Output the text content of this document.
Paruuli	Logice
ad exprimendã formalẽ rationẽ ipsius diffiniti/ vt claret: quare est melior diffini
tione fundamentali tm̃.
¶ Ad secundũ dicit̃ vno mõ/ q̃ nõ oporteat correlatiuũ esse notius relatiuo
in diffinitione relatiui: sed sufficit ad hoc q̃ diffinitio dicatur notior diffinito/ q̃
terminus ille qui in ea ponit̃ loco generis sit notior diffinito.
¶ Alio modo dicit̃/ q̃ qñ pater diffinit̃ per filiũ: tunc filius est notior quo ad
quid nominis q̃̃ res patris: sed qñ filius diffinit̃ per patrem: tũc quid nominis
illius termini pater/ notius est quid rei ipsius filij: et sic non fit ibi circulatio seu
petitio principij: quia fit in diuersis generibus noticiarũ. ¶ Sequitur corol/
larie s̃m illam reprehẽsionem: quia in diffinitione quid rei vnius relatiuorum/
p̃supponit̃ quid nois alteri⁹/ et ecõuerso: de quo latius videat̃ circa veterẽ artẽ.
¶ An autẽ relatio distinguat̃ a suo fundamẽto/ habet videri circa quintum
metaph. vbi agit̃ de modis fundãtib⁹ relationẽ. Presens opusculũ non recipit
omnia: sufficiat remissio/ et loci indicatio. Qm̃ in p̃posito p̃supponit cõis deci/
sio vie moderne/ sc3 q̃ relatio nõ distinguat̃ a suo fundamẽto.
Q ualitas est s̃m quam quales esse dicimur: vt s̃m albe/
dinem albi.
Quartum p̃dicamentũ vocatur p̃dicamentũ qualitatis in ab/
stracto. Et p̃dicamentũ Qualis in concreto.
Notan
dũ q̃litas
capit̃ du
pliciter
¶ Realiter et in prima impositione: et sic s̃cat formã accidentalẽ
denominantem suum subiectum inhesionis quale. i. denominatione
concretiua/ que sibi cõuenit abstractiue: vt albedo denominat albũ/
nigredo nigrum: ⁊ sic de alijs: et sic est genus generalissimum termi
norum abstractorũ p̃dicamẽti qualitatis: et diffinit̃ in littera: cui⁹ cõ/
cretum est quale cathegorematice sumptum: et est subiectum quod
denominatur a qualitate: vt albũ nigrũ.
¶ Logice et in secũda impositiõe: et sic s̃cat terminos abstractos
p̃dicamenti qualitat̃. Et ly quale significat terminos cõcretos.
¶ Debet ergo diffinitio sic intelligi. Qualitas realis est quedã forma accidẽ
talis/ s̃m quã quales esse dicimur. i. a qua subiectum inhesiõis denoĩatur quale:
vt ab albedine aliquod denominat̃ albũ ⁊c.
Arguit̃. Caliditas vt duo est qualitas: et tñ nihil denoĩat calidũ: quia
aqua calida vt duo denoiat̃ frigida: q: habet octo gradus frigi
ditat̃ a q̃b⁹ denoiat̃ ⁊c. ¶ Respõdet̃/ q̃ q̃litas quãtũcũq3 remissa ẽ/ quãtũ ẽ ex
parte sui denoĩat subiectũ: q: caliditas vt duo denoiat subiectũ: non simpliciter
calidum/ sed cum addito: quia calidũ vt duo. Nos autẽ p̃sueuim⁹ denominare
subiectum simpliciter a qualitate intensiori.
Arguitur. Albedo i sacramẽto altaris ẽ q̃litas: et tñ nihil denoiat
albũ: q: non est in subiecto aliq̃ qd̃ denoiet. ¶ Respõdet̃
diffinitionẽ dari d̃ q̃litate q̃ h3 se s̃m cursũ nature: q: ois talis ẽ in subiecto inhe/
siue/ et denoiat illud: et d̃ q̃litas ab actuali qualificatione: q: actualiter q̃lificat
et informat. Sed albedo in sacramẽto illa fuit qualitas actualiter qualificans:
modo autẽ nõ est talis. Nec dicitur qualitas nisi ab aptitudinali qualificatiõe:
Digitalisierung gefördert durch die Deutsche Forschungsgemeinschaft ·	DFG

━━━━━━━━━━━━━━━━━━━━

- _YOUR OBJECTIVE_: Where a line of the entries contains the word "albũ", copy that line.

- _RESULT OF THE EXERCISE_:
concretiua/ que sibi cõuenit abstractiue: vt albedo denominat albũ/
denominatur a qualitate: vt albũ nigrũ.
vt ab albedine aliquod denominat̃ albũ ⁊c.
albũ: q: non est in subiecto aliq̃ qd̃ denoiet. ¶ Respõdet̃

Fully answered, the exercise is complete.